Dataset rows
■ ■ ■ ■ ■

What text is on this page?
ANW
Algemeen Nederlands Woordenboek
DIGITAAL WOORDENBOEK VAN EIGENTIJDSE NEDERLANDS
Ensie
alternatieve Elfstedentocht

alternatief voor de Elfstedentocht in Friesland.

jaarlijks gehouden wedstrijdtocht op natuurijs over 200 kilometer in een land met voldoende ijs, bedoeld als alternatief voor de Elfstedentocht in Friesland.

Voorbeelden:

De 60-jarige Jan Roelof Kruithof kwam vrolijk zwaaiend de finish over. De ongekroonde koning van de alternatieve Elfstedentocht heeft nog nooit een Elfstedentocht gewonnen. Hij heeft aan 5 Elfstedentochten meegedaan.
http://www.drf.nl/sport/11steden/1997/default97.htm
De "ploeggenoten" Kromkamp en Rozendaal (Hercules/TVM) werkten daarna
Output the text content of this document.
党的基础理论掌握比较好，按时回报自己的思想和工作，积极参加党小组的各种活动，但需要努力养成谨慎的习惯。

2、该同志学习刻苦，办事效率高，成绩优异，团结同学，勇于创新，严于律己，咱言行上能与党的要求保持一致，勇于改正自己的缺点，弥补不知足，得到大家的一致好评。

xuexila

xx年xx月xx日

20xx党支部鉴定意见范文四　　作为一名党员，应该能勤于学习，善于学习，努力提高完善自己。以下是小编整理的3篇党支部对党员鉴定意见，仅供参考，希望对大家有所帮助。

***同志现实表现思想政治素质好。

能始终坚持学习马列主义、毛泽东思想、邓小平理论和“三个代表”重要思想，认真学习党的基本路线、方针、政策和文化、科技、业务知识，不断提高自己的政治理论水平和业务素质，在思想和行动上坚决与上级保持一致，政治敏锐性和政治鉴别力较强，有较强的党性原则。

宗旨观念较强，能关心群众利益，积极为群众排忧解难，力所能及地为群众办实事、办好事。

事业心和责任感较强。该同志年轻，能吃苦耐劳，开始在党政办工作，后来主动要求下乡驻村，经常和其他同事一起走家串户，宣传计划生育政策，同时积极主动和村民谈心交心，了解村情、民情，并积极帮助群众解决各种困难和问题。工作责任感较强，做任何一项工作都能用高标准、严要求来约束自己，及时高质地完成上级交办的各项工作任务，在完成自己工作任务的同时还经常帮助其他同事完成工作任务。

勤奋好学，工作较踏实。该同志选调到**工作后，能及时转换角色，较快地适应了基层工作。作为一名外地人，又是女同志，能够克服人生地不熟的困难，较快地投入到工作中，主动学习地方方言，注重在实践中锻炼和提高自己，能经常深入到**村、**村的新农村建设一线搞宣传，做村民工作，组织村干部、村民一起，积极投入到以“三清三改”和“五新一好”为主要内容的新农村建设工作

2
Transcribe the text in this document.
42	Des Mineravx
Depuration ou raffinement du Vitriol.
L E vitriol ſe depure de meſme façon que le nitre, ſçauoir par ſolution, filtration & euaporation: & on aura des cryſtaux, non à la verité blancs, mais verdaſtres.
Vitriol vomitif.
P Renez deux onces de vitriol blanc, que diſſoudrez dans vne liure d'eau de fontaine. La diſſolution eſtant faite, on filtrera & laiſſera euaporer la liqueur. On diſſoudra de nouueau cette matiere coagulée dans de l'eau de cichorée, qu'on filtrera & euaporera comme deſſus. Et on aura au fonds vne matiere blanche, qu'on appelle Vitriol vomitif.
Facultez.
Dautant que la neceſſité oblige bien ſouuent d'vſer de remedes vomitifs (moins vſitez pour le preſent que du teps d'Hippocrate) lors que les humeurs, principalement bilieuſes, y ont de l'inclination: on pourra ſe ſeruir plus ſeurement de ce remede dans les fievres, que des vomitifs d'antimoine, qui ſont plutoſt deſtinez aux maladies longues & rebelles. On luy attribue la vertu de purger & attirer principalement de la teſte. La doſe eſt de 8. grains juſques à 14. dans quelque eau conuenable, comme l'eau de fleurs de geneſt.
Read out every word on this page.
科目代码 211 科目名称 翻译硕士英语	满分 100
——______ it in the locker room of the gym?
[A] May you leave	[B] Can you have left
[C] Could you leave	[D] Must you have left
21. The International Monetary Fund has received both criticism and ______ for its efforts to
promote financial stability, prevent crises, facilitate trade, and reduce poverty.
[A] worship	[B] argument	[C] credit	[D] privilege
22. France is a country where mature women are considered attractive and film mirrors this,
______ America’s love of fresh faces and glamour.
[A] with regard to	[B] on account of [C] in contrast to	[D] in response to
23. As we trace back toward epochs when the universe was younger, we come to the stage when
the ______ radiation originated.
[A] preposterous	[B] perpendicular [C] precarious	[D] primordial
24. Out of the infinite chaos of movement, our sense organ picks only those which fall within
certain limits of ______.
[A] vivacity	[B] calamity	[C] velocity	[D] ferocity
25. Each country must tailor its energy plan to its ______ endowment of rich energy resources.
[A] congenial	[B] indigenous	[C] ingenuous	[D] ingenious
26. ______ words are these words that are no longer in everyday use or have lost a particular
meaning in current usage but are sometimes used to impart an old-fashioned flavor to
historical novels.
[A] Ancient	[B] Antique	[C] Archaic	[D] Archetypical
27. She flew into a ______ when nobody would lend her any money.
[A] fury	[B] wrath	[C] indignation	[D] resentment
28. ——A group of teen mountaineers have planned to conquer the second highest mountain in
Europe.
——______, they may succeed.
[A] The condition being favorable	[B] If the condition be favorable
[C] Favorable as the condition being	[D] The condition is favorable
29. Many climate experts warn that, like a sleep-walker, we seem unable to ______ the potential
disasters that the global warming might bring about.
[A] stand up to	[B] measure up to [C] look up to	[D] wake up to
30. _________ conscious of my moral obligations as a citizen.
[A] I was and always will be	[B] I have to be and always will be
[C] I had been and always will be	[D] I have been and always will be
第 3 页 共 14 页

■ ■ ■ ■ ■

▶ **What you are asked to do**
The records above should be duplicated in full, exactly as given.

▶ **Correct answer**
What text is on this page?
ANW
Algemeen Nederlands Woordenboek
DIGITAAL WOORDENBOEK VAN EIGENTIJDSE NEDERLANDS
Ensie
alternatieve Elfstedentocht

alternatief voor de Elfstedentocht in Friesland.

jaarlijks gehouden wedstrijdtocht op natuurijs over 200 kilometer in een land met voldoende ijs, bedoeld als alternatief voor de Elfstedentocht in Friesland.

Voorbeelden:

De 60-jarige Jan Roelof Kruithof kwam vrolijk zwaaiend de finish over. De ongekroonde koning van de alternatieve Elfstedentocht heeft nog nooit een Elfstedentocht gewonnen. Hij heeft aan 5 Elfstedentochten meegedaan.
http://www.drf.nl/sport/11steden/1997/default97.htm
De "ploeggenoten" Kromkamp en Rozendaal (Hercules/TVM) werkten daarna
Output the text content of this document.
党的基础理论掌握比较好，按时回报自己的思想和工作，积极参加党小组的各种活动，但需要努力养成谨慎的习惯。

2、该同志学习刻苦，办事效率高，成绩优异，团结同学，勇于创新，严于律己，咱言行上能与党的要求保持一致，勇于改正自己的缺点，弥补不知足，得到大家的一致好评。

xuexila

xx年xx月xx日

20xx党支部鉴定意见范文四　　作为一名党员，应该能勤于学习，善于学习，努力提高完善自己。以下是小编整理的3篇党支部对党员鉴定意见，仅供参考，希望对大家有所帮助。

***同志现实表现思想政治素质好。

能始终坚持学习马列主义、毛泽东思想、邓小平理论和“三个代表”重要思想，认真学习党的基本路线、方针、政策和文化、科技、业务知识，不断提高自己的政治理论水平和业务素质，在思想和行动上坚决与上级保持一致，政治敏锐性和政治鉴别力较强，有较强的党性原则。

宗旨观念较强，能关心群众利益，积极为群众排忧解难，力所能及地为群众办实事、办好事。

事业心和责任感较强。该同志年轻，能吃苦耐劳，开始在党政办工作，后来主动要求下乡驻村，经常和其他同事一起走家串户，宣传计划生育政策，同时积极主动和村民谈心交心，了解村情、民情，并积极帮助群众解决各种困难和问题。工作责任感较强，做任何一项工作都能用高标准、严要求来约束自己，及时高质地完成上级交办的各项工作任务，在完成自己工作任务的同时还经常帮助其他同事完成工作任务。

勤奋好学，工作较踏实。该同志选调到**工作后，能及时转换角色，较快地适应了基层工作。作为一名外地人，又是女同志，能够克服人生地不熟的困难，较快地投入到工作中，主动学习地方方言，注重在实践中锻炼和提高自己，能经常深入到**村、**村的新农村建设一线搞宣传，做村民工作，组织村干部、村民一起，积极投入到以“三清三改”和“五新一好”为主要内容的新农村建设工作

2
Transcribe the text in this document.
42	Des Mineravx
Depuration ou raffinement du Vitriol.
L E vitriol ſe depure de meſme façon que le nitre, ſçauoir par ſolution, filtration & euaporation: & on aura des cryſtaux, non à la verité blancs, mais verdaſtres.
Vitriol vomitif.
P Renez deux onces de vitriol blanc, que diſſoudrez dans vne liure d'eau de fontaine. La diſſolution eſtant faite, on filtrera & laiſſera euaporer la liqueur. On diſſoudra de nouueau cette matiere coagulée dans de l'eau de cichorée, qu'on filtrera & euaporera comme deſſus. Et on aura au fonds vne matiere blanche, qu'on appelle Vitriol vomitif.
Facultez.
Dautant que la neceſſité oblige bien ſouuent d'vſer de remedes vomitifs (moins vſitez pour le preſent que du teps d'Hippocrate) lors que les humeurs, principalement bilieuſes, y ont de l'inclination: on pourra ſe ſeruir plus ſeurement de ce remede dans les fievres, que des vomitifs d'antimoine, qui ſont plutoſt deſtinez aux maladies longues & rebelles. On luy attribue la vertu de purger & attirer principalement de la teſte. La doſe eſt de 8. grains juſques à 14. dans quelque eau conuenable, comme l'eau de fleurs de geneſt.
Read out every word on this page.
科目代码 211 科目名称 翻译硕士英语	满分 100
——______ it in the locker room of the gym?
[A] May you leave	[B] Can you have left
[C] Could you leave	[D] Must you have left
21. The International Monetary Fund has received both criticism and ______ for its efforts to
promote financial stability, prevent crises, facilitate trade, and reduce poverty.
[A] worship	[B] argument	[C] credit	[D] privilege
22. France is a country where mature women are considered attractive and film mirrors this,
______ America’s love of fresh faces and glamour.
[A] with regard to	[B] on account of [C] in contrast to	[D] in response to
23. As we trace back toward epochs when the universe was younger, we come to the stage when
the ______ radiation originated.
[A] preposterous	[B] perpendicular [C] precarious	[D] primordial
24. Out of the infinite chaos of movement, our sense organ picks only those which fall within
certain limits of ______.
[A] vivacity	[B] calamity	[C] velocity	[D] ferocity
25. Each country must tailor its energy plan to its ______ endowment of rich energy resources.
[A] congenial	[B] indigenous	[C] ingenuous	[D] ingenious
26. ______ words are these words that are no longer in everyday use or have lost a particular
meaning in current usage but are sometimes used to impart an old-fashioned flavor to
historical novels.
[A] Ancient	[B] Antique	[C] Archaic	[D] Archetypical
27. She flew into a ______ when nobody would lend her any money.
[A] fury	[B] wrath	[C] indignation	[D] resentment
28. ——A group of teen mountaineers have planned to conquer the second highest mountain in
Europe.
——______, they may succeed.
[A] The condition being favorable	[B] If the condition be favorable
[C] Favorable as the condition being	[D] The condition is favorable
29. Many climate experts warn that, like a sleep-walker, we seem unable to ______ the potential
disasters that the global warming might bring about.
[A] stand up to	[B] measure up to [C] look up to	[D] wake up to
30. _________ conscious of my moral obligations as a citizen.
[A] I was and always will be	[B] I have to be and always will be
[C] I had been and always will be	[D] I have been and always will be
第 3 页 共 14 页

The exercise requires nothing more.